§ **WRITTEN EXERCISE**
Set down, in full, every record in the block.

[Stored items]
— start —

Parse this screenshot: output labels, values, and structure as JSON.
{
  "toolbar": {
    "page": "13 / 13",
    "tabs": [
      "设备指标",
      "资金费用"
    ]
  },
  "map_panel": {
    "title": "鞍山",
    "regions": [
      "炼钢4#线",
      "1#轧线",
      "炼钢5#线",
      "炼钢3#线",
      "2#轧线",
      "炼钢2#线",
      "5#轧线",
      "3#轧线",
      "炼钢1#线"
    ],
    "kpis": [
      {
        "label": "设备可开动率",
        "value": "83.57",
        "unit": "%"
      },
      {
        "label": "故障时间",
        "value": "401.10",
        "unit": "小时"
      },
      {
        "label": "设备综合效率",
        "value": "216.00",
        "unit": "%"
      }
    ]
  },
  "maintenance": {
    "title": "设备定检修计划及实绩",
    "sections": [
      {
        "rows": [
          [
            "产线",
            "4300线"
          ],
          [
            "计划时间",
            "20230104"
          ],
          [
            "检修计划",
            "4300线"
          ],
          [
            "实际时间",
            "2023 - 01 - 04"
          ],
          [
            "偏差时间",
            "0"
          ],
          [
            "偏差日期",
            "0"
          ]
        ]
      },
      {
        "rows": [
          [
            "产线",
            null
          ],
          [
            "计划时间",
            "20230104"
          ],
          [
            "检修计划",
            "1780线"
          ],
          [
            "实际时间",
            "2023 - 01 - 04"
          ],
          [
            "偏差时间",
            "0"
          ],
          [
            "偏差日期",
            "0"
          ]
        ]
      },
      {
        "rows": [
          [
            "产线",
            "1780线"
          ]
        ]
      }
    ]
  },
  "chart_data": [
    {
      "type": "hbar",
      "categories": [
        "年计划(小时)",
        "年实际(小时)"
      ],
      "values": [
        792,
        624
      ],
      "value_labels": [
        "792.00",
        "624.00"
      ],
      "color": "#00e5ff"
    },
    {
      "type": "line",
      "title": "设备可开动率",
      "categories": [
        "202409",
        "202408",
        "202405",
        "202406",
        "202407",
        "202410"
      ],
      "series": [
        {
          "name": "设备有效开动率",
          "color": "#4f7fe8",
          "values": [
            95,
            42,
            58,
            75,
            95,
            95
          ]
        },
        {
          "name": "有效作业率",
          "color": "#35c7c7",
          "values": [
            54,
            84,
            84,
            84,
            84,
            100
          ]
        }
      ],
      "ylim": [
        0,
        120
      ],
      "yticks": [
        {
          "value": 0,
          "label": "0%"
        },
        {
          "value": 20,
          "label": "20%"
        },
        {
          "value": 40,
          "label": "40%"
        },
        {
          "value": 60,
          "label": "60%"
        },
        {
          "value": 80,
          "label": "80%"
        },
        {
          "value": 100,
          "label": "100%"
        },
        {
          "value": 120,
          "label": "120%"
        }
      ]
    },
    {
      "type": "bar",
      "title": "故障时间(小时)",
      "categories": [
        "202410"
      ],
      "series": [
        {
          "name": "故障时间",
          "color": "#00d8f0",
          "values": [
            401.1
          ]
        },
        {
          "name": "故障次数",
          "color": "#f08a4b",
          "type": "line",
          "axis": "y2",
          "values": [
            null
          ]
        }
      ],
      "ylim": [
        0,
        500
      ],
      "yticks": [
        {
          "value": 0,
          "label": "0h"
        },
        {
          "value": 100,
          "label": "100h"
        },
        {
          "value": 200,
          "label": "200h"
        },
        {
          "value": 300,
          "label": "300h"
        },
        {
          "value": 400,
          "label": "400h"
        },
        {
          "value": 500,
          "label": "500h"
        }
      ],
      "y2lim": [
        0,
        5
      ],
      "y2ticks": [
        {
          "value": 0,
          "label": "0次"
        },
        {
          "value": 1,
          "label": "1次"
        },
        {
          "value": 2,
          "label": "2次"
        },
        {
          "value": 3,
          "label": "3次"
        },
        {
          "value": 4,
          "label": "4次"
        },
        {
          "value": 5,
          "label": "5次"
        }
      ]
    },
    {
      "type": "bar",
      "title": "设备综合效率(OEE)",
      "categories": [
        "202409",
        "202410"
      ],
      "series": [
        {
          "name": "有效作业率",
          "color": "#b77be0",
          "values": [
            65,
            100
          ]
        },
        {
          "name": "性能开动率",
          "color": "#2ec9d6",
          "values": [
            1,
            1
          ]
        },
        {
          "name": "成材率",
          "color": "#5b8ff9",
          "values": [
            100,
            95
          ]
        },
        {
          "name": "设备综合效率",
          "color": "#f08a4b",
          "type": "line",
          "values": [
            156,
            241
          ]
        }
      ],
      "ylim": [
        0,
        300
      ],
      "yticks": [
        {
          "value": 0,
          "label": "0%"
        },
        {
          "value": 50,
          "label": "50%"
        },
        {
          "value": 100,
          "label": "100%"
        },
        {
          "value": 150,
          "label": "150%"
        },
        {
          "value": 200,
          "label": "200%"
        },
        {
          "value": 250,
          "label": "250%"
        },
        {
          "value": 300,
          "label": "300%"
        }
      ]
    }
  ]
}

— end —

§ **RESPONSE BELOW**
Parse this screenshot: output labels, values, and structure as JSON.
{
  "toolbar": {
    "page": "13 / 13",
    "tabs": [
      "设备指标",
      "资金费用"
    ]
  },
  "map_panel": {
    "title": "鞍山",
    "regions": [
      "炼钢4#线",
      "1#轧线",
      "炼钢5#线",
      "炼钢3#线",
      "2#轧线",
      "炼钢2#线",
      "5#轧线",
      "3#轧线",
      "炼钢1#线"
    ],
    "kpis": [
      {
        "label": "设备可开动率",
        "value": "83.57",
        "unit": "%"
      },
      {
        "label": "故障时间",
        "value": "401.10",
        "unit": "小时"
      },
      {
        "label": "设备综合效率",
        "value": "216.00",
        "unit": "%"
      }
    ]
  },
  "maintenance": {
    "title": "设备定检修计划及实绩",
    "sections": [
      {
        "rows": [
          [
            "产线",
            "4300线"
          ],
          [
            "计划时间",
            "20230104"
          ],
          [
            "检修计划",
            "4300线"
          ],
          [
            "实际时间",
            "2023 - 01 - 04"
          ],
          [
            "偏差时间",
            "0"
          ],
          [
            "偏差日期",
            "0"
          ]
        ]
      },
      {
        "rows": [
          [
            "产线",
            null
          ],
          [
            "计划时间",
            "20230104"
          ],
          [
            "检修计划",
            "1780线"
          ],
          [
            "实际时间",
            "2023 - 01 - 04"
          ],
          [
            "偏差时间",
            "0"
          ],
          [
            "偏差日期",
            "0"
          ]
        ]
      },
      {
        "rows": [
          [
            "产线",
            "1780线"
          ]
        ]
      }
    ]
  },
  "chart_data": [
    {
      "type": "hbar",
      "categories": [
        "年计划(小时)",
        "年实际(小时)"
      ],
      "values": [
        792,
        624
      ],
      "value_labels": [
        "792.00",
        "624.00"
      ],
      "color": "#00e5ff"
    },
    {
      "type": "line",
      "title": "设备可开动率",
      "categories": [
        "202409",
        "202408",
        "202405",
        "202406",
        "202407",
        "202410"
      ],
      "series": [
        {
          "name": "设备有效开动率",
          "color": "#4f7fe8",
          "values": [
            95,
            42,
            58,
            75,
            95,
            95
          ]
        },
        {
          "name": "有效作业率",
          "color": "#35c7c7",
          "values": [
            54,
            84,
            84,
            84,
            84,
            100
          ]
        }
      ],
      "ylim": [
        0,
        120
      ],
      "yticks": [
        {
          "value": 0,
          "label": "0%"
        },
        {
          "value": 20,
          "label": "20%"
        },
        {
          "value": 40,
          "label": "40%"
        },
        {
          "value": 60,
          "label": "60%"
        },
        {
          "value": 80,
          "label": "80%"
        },
        {
          "value": 100,
          "label": "100%"
        },
        {
          "value": 120,
          "label": "120%"
        }
      ]
    },
    {
      "type": "bar",
      "title": "故障时间(小时)",
      "categories": [
        "202410"
      ],
      "series": [
        {
          "name": "故障时间",
          "color": "#00d8f0",
          "values": [
            401.1
          ]
        },
        {
          "name": "故障次数",
          "color": "#f08a4b",
          "type": "line",
          "axis": "y2",
          "values": [
            null
          ]
        }
      ],
      "ylim": [
        0,
        500
      ],
      "yticks": [
        {
          "value": 0,
          "label": "0h"
        },
        {
          "value": 100,
          "label": "100h"
        },
        {
          "value": 200,
          "label": "200h"
        },
        {
          "value": 300,
          "label": "300h"
        },
        {
          "value": 400,
          "label": "400h"
        },
        {
          "value": 500,
          "label": "500h"
        }
      ],
      "y2lim": [
        0,
        5
      ],
      "y2ticks": [
        {
          "value": 0,
          "label": "0次"
        },
        {
          "value": 1,
          "label": "1次"
        },
        {
          "value": 2,
          "label": "2次"
        },
        {
          "value": 3,
          "label": "3次"
        },
        {
          "value": 4,
          "label": "4次"
        },
        {
          "value": 5,
          "label": "5次"
        }
      ]
    },
    {
      "type": "bar",
      "title": "设备综合效率(OEE)",
      "categories": [
        "202409",
        "202410"
      ],
      "series": [
        {
          "name": "有效作业率",
          "color": "#b77be0",
          "values": [
            65,
            100
          ]
        },
        {
          "name": "性能开动率",
          "color": "#2ec9d6",
          "values": [
            1,
            1
          ]
        },
        {
          "name": "成材率",
          "color": "#5b8ff9",
          "values": [
            100,
            95
          ]
        },
        {
          "name": "设备综合效率",
          "color": "#f08a4b",
          "type": "line",
          "values": [
            156,
            241
          ]
        }
      ],
      "ylim": [
        0,
        300
      ],
      "yticks": [
        {
          "value": 0,
          "label": "0%"
        },
        {
          "value": 50,
          "label": "50%"
        },
        {
          "value": 100,
          "label": "100%"
        },
        {
          "value": 150,
          "label": "150%"
        },
        {
          "value": 200,
          "label": "200%"
        },
        {
          "value": 250,
          "label": "250%"
        },
        {
          "value": 300,
          "label": "300%"
        }
      ]
    }
  ]
}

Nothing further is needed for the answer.